* BEGIN Provided records *

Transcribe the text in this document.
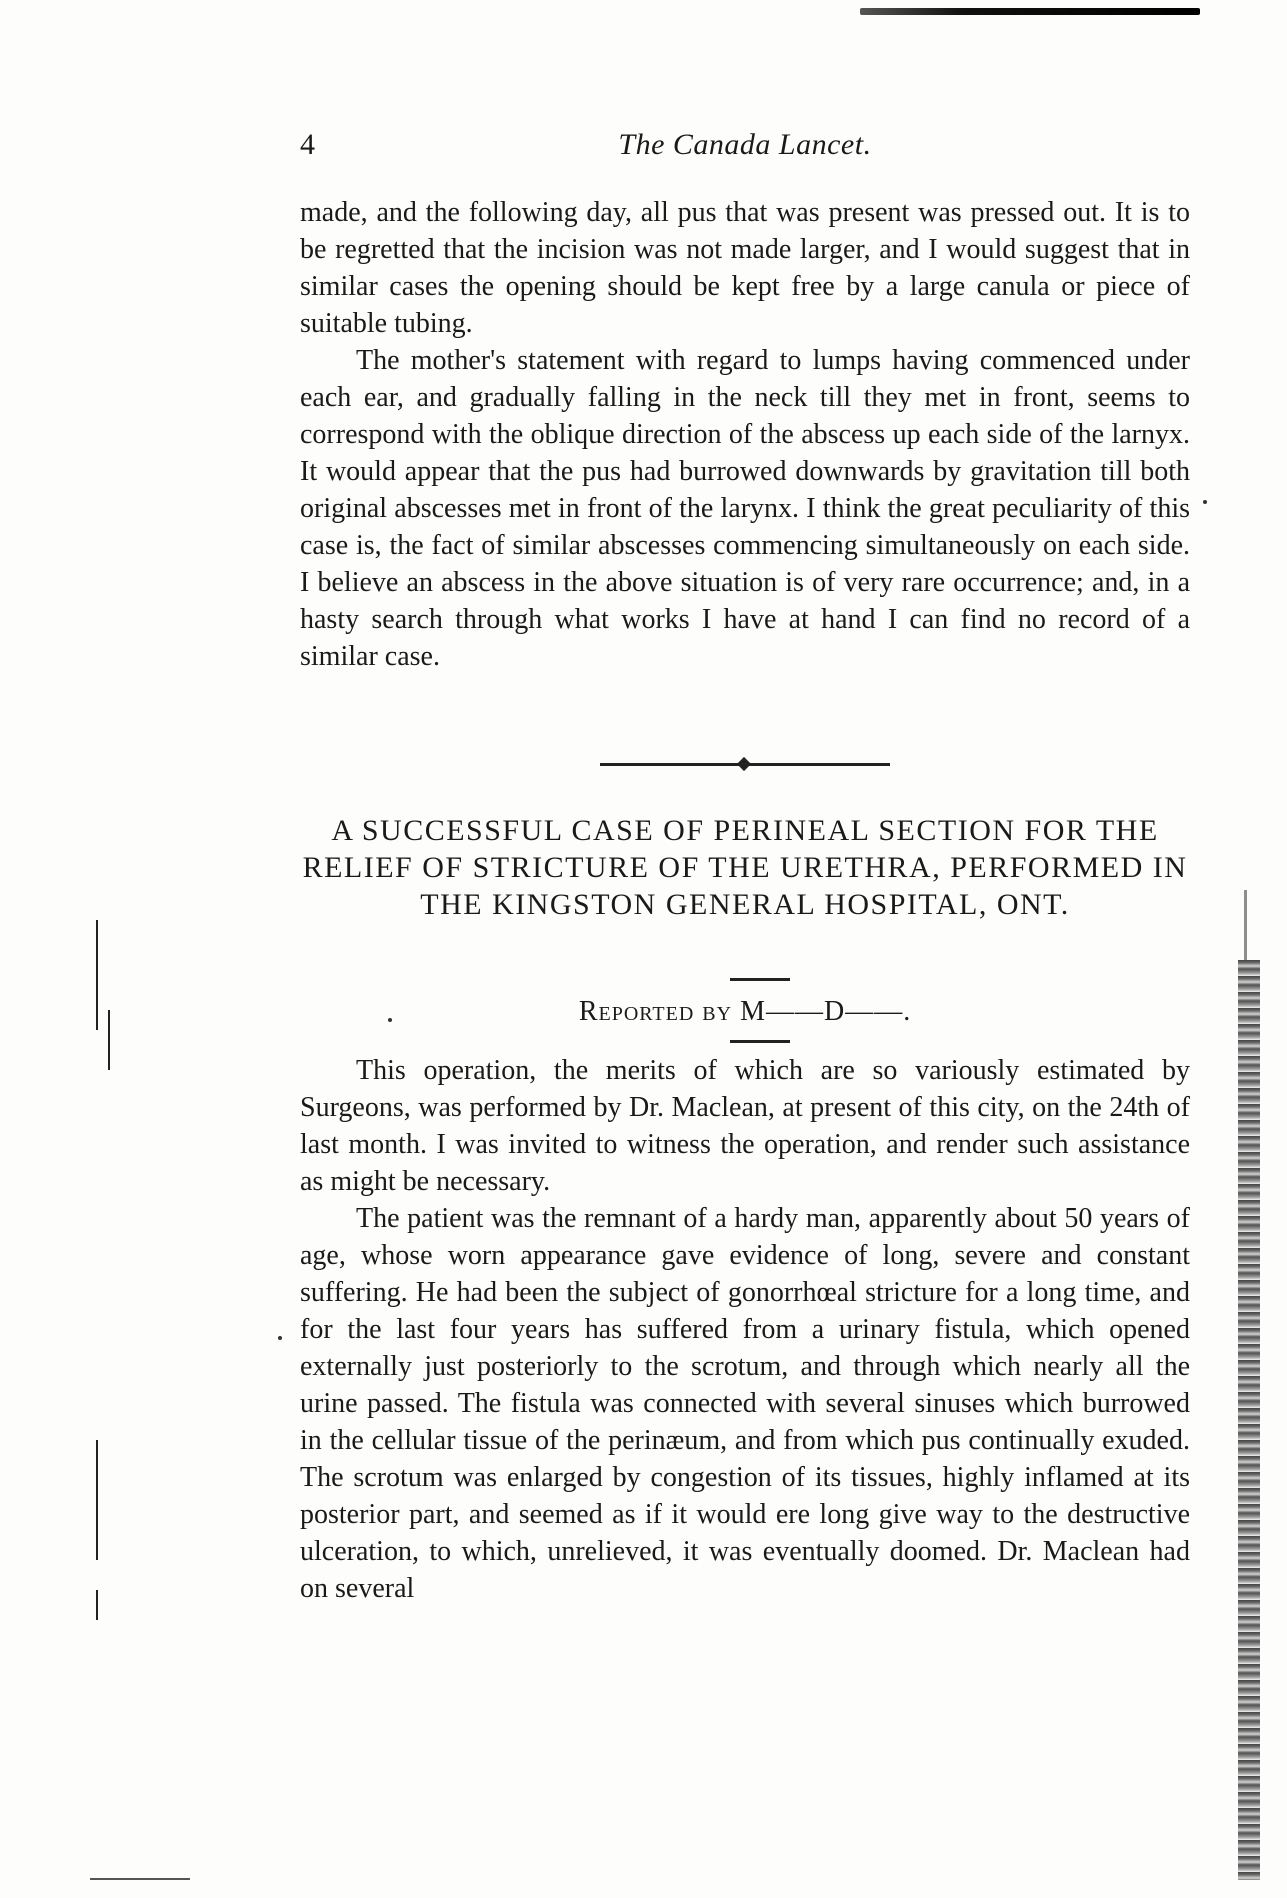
4	The Canada Lancet.

made, and the following day, all pus that was present was pressed out. It is to be regretted that the incision was not made larger, and I would suggest that in similar cases the opening should be kept free by a large canula or piece of suitable tubing.

The mother's statement with regard to lumps having commenced under each ear, and gradually falling in the neck till they met in front, seems to correspond with the oblique direction of the abscess up each side of the larnyx. It would appear that the pus had burrowed downwards by gravitation till both original abscesses met in front of the larynx. I think the great peculiarity of this case is, the fact of similar abscesses commencing simultaneously on each side. I believe an abscess in the above situation is of very rare occurrence; and, in a hasty search through what works I have at hand I can find no record of a similar case.

A SUCCESSFUL CASE OF PERINEAL SECTION FOR THE RELIEF OF STRICTURE OF THE URETHRA, PERFORMED IN THE KINGSTON GENERAL HOSPITAL, ONT.
Reported by M——D——.

This operation, the merits of which are so variously estimated by Surgeons, was performed by Dr. Maclean, at present of this city, on the 24th of last month. I was invited to witness the operation, and render such assistance as might be necessary.

The patient was the remnant of a hardy man, apparently about 50 years of age, whose worn appearance gave evidence of long, severe and constant suffering. He had been the subject of gonorrhœal stricture for a long time, and for the last four years has suffered from a urinary fistula, which opened externally just posteriorly to the scrotum, and through which nearly all the urine passed. The fistula was connected with several sinuses which burrowed in the cellular tissue of the perinæum, and from which pus continually exuded. The scrotum was enlarged by congestion of its tissues, highly inflamed at its posterior part, and seemed as if it would ere long give way to the destructive ulceration, to which, unrelieved, it was eventually doomed. Dr. Maclean had on several
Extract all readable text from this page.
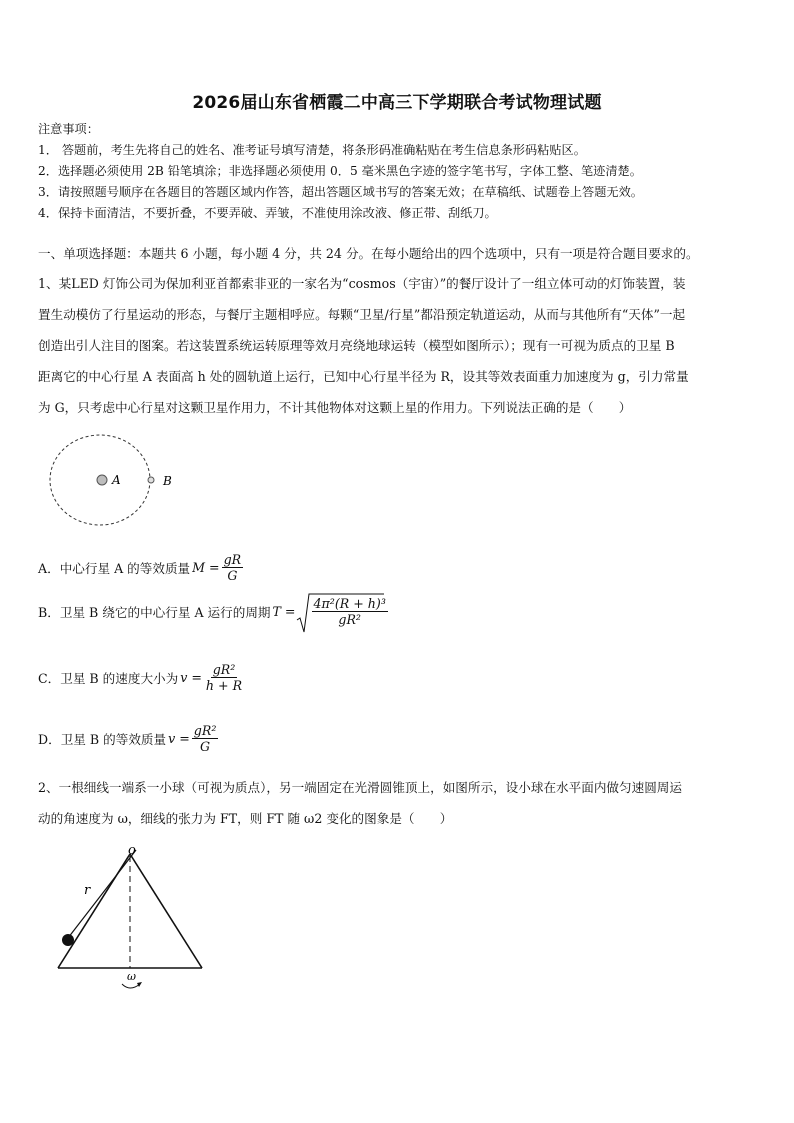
2026届山东省栖霞二中高三下学期联合考试物理试题
注意事项：
1． 答题前，考生先将自己的姓名、准考证号填写清楚，将条形码准确粘贴在考生信息条形码粘贴区。
2．选择题必须使用 2B 铅笔填涂；非选择题必须使用 0．5 毫米黑色字迹的签字笔书写，字体工整、笔迹清楚。
3．请按照题号顺序在各题目的答题区域内作答，超出答题区域书写的答案无效；在草稿纸、试题卷上答题无效。
4．保持卡面清洁，不要折叠，不要弄破、弄皱，不准使用涂改液、修正带、刮纸刀。
一、单项选择题：本题共 6 小题，每小题 4 分，共 24 分。在每小题给出的四个选项中，只有一项是符合题目要求的。
1、某LED 灯饰公司为保加利亚首都索非亚的一家名为“cosmos（宇宙）”的餐厅设计了一组立体可动的灯饰装置，装
置生动模仿了行星运动的形态，与餐厅主题相呼应。每颗“卫星/行星”都沿预定轨道运动，从而与其他所有“天体”一起
创造出引人注目的图案。若这装置系统运转原理等效月亮绕地球运转（模型如图所示）；现有一可视为质点的卫星 B
距离它的中心行星 A 表面高 h 处的圆轨道上运行，已知中心行星半径为 R，设其等效表面重力加速度为 g，引力常量
为 G，只考虑中心行星对这颗卫星作用力，不计其他物体对这颗上星的作用力。下列说法正确的是（　　）
A	B
A．中心行星 A 的等效质量 $M = \frac{gR}{G}$
B．卫星 B 绕它的中心行星 A 运行的周期 $T = \frac{\text{4π²(R + h)³}}{\text{gR²}}$
C．卫星 B 的速度大小为 $v = \frac{\text{gR²}}{h + R}$
D．卫星 B 的等效质量 $v = \frac{\text{gR²}}{G}$
2、一根细线一端系一小球（可视为质点），另一端固定在光滑圆锥顶上，如图所示，设小球在水平面内做匀速圆周运
动的角速度为 ω，细线的张力为 FT，则 FT 随 ω2 变化的图象是（　　）
o
r
ω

* END Provided records *

◆ **Task prompt**
Print all of the entries word for word. Omit the pictures they contain.

◆ **Exercise response**
Transcribe the text in this document.
4	The Canada Lancet.

made, and the following day, all pus that was present was pressed out. It is to be regretted that the incision was not made larger, and I would suggest that in similar cases the opening should be kept free by a large canula or piece of suitable tubing.

The mother's statement with regard to lumps having commenced under each ear, and gradually falling in the neck till they met in front, seems to correspond with the oblique direction of the abscess up each side of the larnyx. It would appear that the pus had burrowed downwards by gravitation till both original abscesses met in front of the larynx. I think the great peculiarity of this case is, the fact of similar abscesses commencing simultaneously on each side. I believe an abscess in the above situation is of very rare occurrence; and, in a hasty search through what works I have at hand I can find no record of a similar case.

A SUCCESSFUL CASE OF PERINEAL SECTION FOR THE RELIEF OF STRICTURE OF THE URETHRA, PERFORMED IN THE KINGSTON GENERAL HOSPITAL, ONT.
Reported by M——D——.

This operation, the merits of which are so variously estimated by Surgeons, was performed by Dr. Maclean, at present of this city, on the 24th of last month. I was invited to witness the operation, and render such assistance as might be necessary.

The patient was the remnant of a hardy man, apparently about 50 years of age, whose worn appearance gave evidence of long, severe and constant suffering. He had been the subject of gonorrhœal stricture for a long time, and for the last four years has suffered from a urinary fistula, which opened externally just posteriorly to the scrotum, and through which nearly all the urine passed. The fistula was connected with several sinuses which burrowed in the cellular tissue of the perinæum, and from which pus continually exuded. The scrotum was enlarged by congestion of its tissues, highly inflamed at its posterior part, and seemed as if it would ere long give way to the destructive ulceration, to which, unrelieved, it was eventually doomed. Dr. Maclean had on several
Extract all readable text from this page.
2026届山东省栖霞二中高三下学期联合考试物理试题
注意事项：
1． 答题前，考生先将自己的姓名、准考证号填写清楚，将条形码准确粘贴在考生信息条形码粘贴区。
2．选择题必须使用 2B 铅笔填涂；非选择题必须使用 0．5 毫米黑色字迹的签字笔书写，字体工整、笔迹清楚。
3．请按照题号顺序在各题目的答题区域内作答，超出答题区域书写的答案无效；在草稿纸、试题卷上答题无效。
4．保持卡面清洁，不要折叠，不要弄破、弄皱，不准使用涂改液、修正带、刮纸刀。
一、单项选择题：本题共 6 小题，每小题 4 分，共 24 分。在每小题给出的四个选项中，只有一项是符合题目要求的。
1、某LED 灯饰公司为保加利亚首都索非亚的一家名为“cosmos（宇宙）”的餐厅设计了一组立体可动的灯饰装置，装
置生动模仿了行星运动的形态，与餐厅主题相呼应。每颗“卫星/行星”都沿预定轨道运动，从而与其他所有“天体”一起
创造出引人注目的图案。若这装置系统运转原理等效月亮绕地球运转（模型如图所示）；现有一可视为质点的卫星 B
距离它的中心行星 A 表面高 h 处的圆轨道上运行，已知中心行星半径为 R，设其等效表面重力加速度为 g，引力常量
为 G，只考虑中心行星对这颗卫星作用力，不计其他物体对这颗上星的作用力。下列说法正确的是（　　）
A	B
A．中心行星 A 的等效质量 $M = \frac{gR}{G}$
B．卫星 B 绕它的中心行星 A 运行的周期 $T = \frac{\text{4π²(R + h)³}}{\text{gR²}}$
C．卫星 B 的速度大小为 $v = \frac{\text{gR²}}{h + R}$
D．卫星 B 的等效质量 $v = \frac{\text{gR²}}{G}$
2、一根细线一端系一小球（可视为质点），另一端固定在光滑圆锥顶上，如图所示，设小球在水平面内做匀速圆周运
动的角速度为 ω，细线的张力为 FT，则 FT 随 ω2 变化的图象是（　　）
o
r
ω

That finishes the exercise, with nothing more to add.